▶ Brief
From the line containing "Type out the text in this image." to the end of the data, retype every line exactly and nothing else. Drop the pictures.

[START OF Recorded information]

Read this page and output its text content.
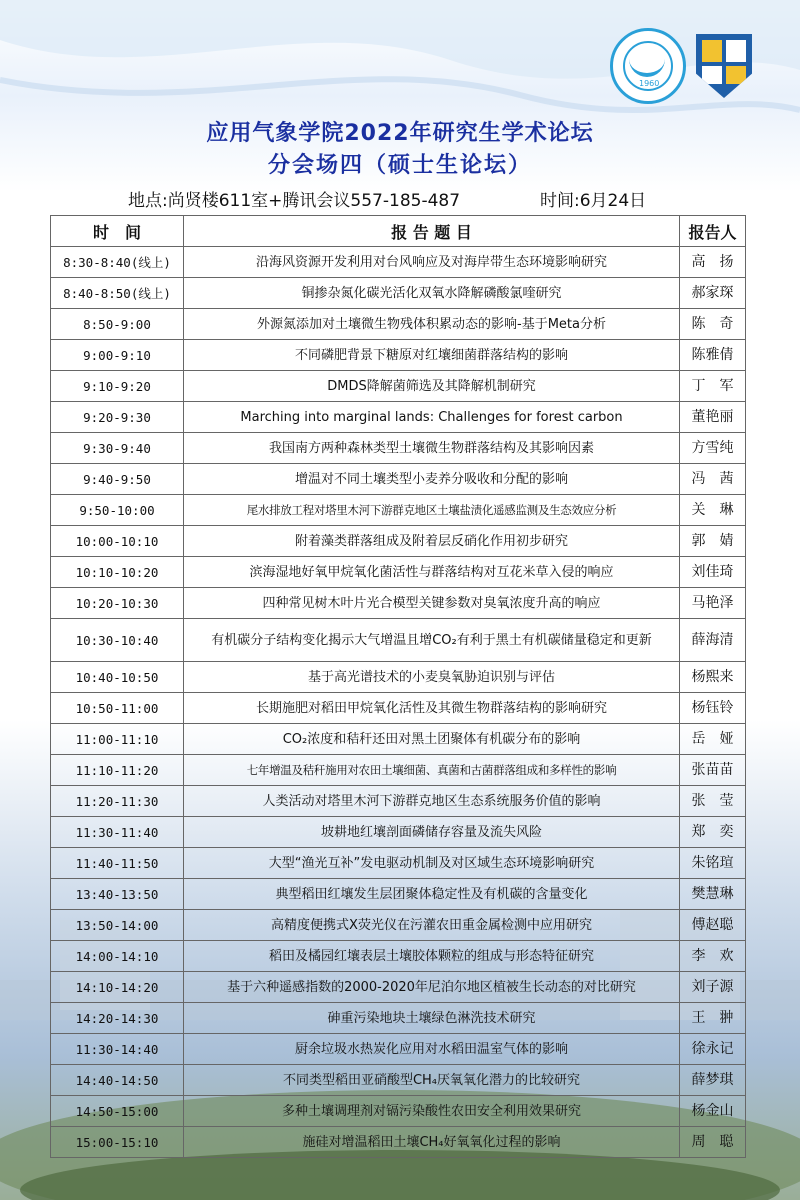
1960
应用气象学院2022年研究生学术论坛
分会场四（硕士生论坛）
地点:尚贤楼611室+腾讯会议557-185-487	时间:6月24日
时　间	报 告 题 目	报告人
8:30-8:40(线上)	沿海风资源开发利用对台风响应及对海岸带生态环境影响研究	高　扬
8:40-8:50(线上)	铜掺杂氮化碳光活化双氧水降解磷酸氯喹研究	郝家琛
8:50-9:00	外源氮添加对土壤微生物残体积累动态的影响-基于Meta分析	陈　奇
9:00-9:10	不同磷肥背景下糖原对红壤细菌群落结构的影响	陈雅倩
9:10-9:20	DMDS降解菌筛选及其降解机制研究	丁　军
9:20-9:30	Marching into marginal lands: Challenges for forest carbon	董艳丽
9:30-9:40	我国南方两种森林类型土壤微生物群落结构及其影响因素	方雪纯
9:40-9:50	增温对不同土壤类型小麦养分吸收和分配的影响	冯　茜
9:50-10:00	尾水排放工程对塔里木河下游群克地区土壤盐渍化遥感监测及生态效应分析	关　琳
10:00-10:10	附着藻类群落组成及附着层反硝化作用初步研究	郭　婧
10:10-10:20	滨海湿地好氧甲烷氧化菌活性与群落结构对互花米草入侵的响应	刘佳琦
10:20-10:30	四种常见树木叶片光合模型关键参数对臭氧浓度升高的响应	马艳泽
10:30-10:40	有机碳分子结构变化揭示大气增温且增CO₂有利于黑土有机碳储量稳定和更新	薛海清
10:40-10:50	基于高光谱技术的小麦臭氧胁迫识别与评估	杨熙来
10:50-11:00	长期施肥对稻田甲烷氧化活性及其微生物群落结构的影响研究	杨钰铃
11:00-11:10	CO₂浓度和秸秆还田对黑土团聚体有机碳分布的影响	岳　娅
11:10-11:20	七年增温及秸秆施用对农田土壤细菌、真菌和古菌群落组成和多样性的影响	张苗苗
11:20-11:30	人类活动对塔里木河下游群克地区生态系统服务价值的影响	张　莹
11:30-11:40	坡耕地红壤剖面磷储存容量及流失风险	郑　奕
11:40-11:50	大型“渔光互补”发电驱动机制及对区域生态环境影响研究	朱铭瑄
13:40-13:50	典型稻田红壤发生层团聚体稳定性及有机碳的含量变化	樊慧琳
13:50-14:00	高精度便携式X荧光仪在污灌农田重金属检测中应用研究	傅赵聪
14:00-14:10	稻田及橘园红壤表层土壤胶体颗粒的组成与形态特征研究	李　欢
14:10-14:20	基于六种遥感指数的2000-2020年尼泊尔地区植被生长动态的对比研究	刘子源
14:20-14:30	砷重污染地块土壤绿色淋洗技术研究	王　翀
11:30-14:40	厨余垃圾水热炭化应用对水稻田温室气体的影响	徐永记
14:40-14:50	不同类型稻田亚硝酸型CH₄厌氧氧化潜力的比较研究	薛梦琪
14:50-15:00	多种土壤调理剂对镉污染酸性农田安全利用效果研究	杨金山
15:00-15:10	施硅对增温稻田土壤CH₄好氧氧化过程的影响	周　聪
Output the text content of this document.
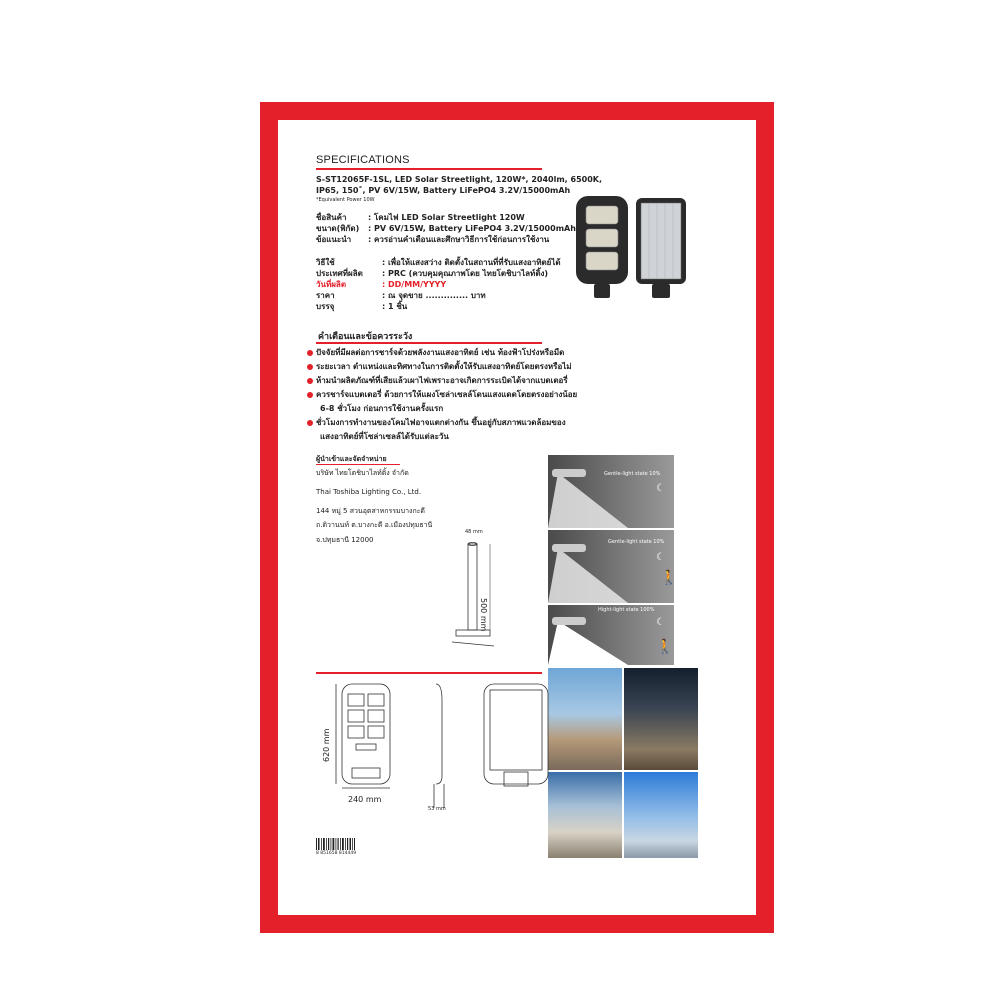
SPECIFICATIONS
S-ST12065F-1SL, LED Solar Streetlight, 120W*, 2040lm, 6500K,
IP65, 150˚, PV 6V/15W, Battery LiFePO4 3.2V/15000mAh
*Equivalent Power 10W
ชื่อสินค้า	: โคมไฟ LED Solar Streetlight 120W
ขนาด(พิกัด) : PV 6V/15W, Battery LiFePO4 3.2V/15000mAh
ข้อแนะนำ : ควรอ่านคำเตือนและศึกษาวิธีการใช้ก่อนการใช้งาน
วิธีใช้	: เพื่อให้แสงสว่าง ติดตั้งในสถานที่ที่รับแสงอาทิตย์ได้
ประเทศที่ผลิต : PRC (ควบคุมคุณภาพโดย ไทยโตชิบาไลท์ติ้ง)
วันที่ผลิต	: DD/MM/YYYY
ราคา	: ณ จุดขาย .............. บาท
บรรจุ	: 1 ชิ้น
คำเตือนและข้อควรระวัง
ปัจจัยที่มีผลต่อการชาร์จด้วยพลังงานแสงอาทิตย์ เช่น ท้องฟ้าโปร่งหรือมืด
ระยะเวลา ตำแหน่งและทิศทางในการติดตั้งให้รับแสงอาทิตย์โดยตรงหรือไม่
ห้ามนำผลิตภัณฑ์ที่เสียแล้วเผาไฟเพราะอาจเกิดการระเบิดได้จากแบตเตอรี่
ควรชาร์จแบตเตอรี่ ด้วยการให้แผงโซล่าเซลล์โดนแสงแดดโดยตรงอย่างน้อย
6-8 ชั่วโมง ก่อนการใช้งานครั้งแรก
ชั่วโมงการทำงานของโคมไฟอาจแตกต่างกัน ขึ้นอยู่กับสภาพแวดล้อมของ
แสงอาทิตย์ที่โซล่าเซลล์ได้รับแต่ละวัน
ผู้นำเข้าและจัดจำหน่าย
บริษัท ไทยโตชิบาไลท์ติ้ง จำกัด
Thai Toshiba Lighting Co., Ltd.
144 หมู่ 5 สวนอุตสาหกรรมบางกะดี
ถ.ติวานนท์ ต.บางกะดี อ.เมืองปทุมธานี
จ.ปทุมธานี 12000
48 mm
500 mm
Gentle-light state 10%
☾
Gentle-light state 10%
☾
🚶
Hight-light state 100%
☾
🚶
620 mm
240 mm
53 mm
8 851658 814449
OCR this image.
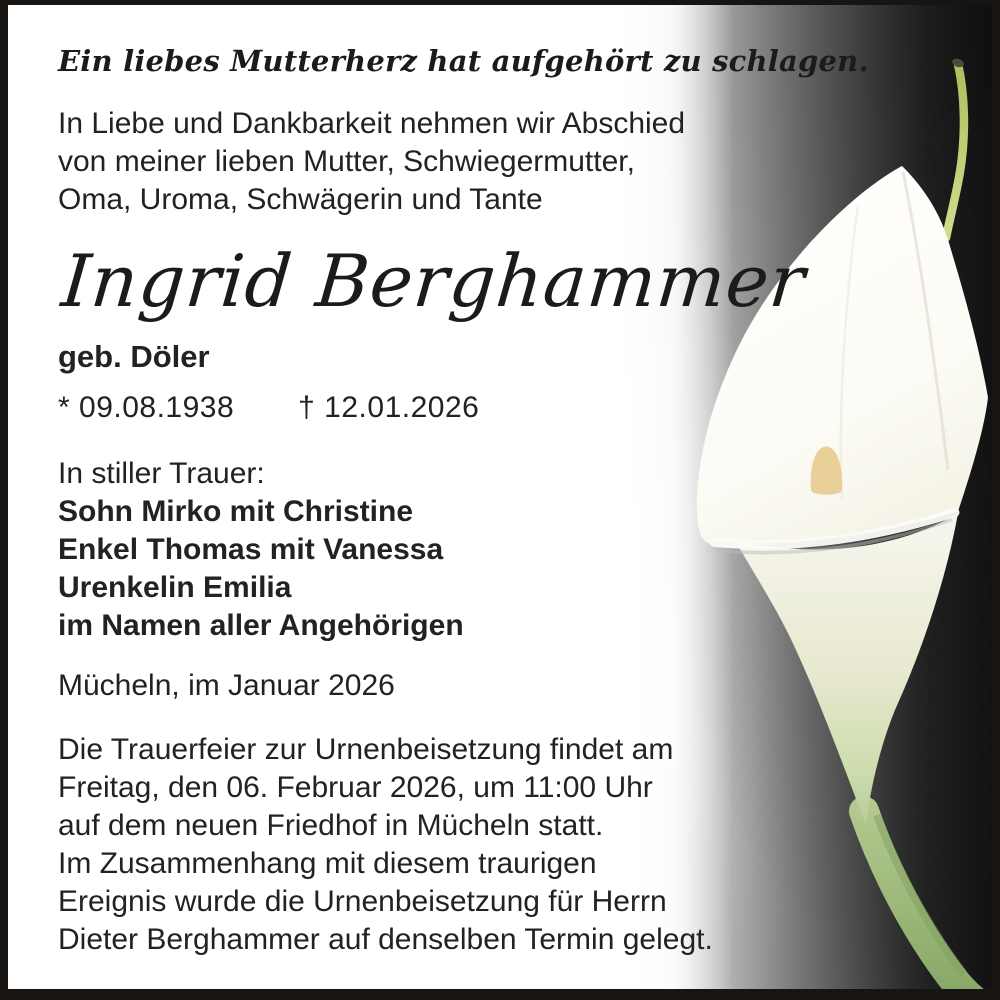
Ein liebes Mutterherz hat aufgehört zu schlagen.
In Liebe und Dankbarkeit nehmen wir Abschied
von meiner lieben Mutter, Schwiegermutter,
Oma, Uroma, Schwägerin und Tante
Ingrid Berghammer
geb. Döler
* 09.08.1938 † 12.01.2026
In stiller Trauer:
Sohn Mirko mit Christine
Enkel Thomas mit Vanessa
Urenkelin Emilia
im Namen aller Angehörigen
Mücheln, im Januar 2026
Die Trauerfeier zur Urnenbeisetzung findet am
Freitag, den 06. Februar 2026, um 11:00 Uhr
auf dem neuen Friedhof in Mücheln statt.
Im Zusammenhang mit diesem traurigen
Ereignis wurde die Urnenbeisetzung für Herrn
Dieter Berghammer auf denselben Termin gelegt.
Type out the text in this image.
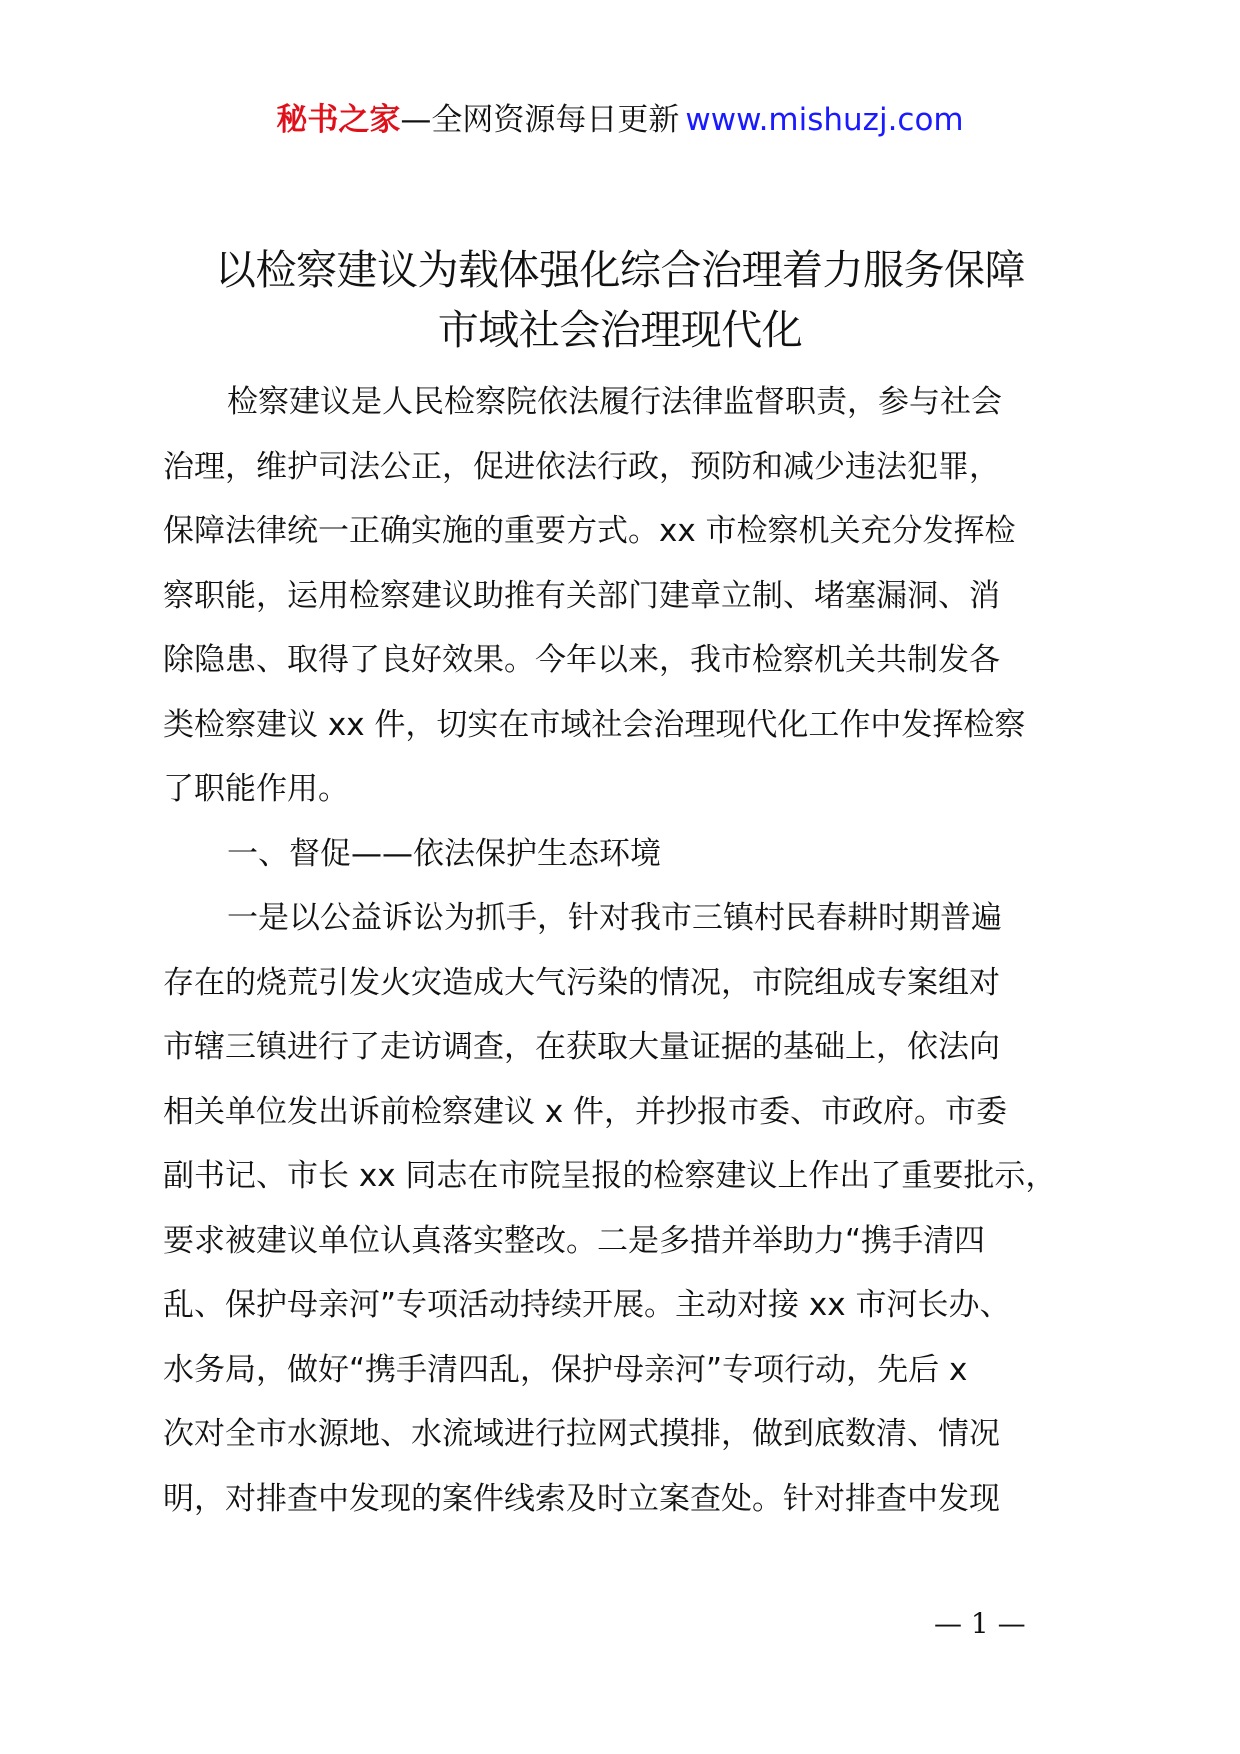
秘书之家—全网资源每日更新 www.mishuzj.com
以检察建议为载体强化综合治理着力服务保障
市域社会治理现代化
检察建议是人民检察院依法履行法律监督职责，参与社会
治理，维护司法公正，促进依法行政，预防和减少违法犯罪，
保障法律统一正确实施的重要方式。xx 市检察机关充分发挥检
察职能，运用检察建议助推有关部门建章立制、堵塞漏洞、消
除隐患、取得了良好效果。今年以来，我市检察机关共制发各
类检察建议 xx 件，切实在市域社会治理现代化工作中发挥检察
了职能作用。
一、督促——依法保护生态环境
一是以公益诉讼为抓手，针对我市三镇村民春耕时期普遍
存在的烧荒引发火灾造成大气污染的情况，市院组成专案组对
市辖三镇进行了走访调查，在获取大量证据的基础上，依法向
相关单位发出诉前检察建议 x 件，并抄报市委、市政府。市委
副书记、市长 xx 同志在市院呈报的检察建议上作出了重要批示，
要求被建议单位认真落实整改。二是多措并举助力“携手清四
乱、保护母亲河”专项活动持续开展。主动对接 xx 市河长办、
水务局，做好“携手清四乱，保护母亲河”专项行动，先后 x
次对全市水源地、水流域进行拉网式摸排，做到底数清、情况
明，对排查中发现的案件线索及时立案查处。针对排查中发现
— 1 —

[END OF Recorded information]

▶ Output below
Type out the text in this image.
秘书之家—全网资源每日更新 www.mishuzj.com
以检察建议为载体强化综合治理着力服务保障
市域社会治理现代化
检察建议是人民检察院依法履行法律监督职责，参与社会
治理，维护司法公正，促进依法行政，预防和减少违法犯罪，
保障法律统一正确实施的重要方式。xx 市检察机关充分发挥检
察职能，运用检察建议助推有关部门建章立制、堵塞漏洞、消
除隐患、取得了良好效果。今年以来，我市检察机关共制发各
类检察建议 xx 件，切实在市域社会治理现代化工作中发挥检察
了职能作用。
一、督促——依法保护生态环境
一是以公益诉讼为抓手，针对我市三镇村民春耕时期普遍
存在的烧荒引发火灾造成大气污染的情况，市院组成专案组对
市辖三镇进行了走访调查，在获取大量证据的基础上，依法向
相关单位发出诉前检察建议 x 件，并抄报市委、市政府。市委
副书记、市长 xx 同志在市院呈报的检察建议上作出了重要批示，
要求被建议单位认真落实整改。二是多措并举助力“携手清四
乱、保护母亲河”专项活动持续开展。主动对接 xx 市河长办、
水务局，做好“携手清四乱，保护母亲河”专项行动，先后 x
次对全市水源地、水流域进行拉网式摸排，做到底数清、情况
明，对排查中发现的案件线索及时立案查处。针对排查中发现
— 1 —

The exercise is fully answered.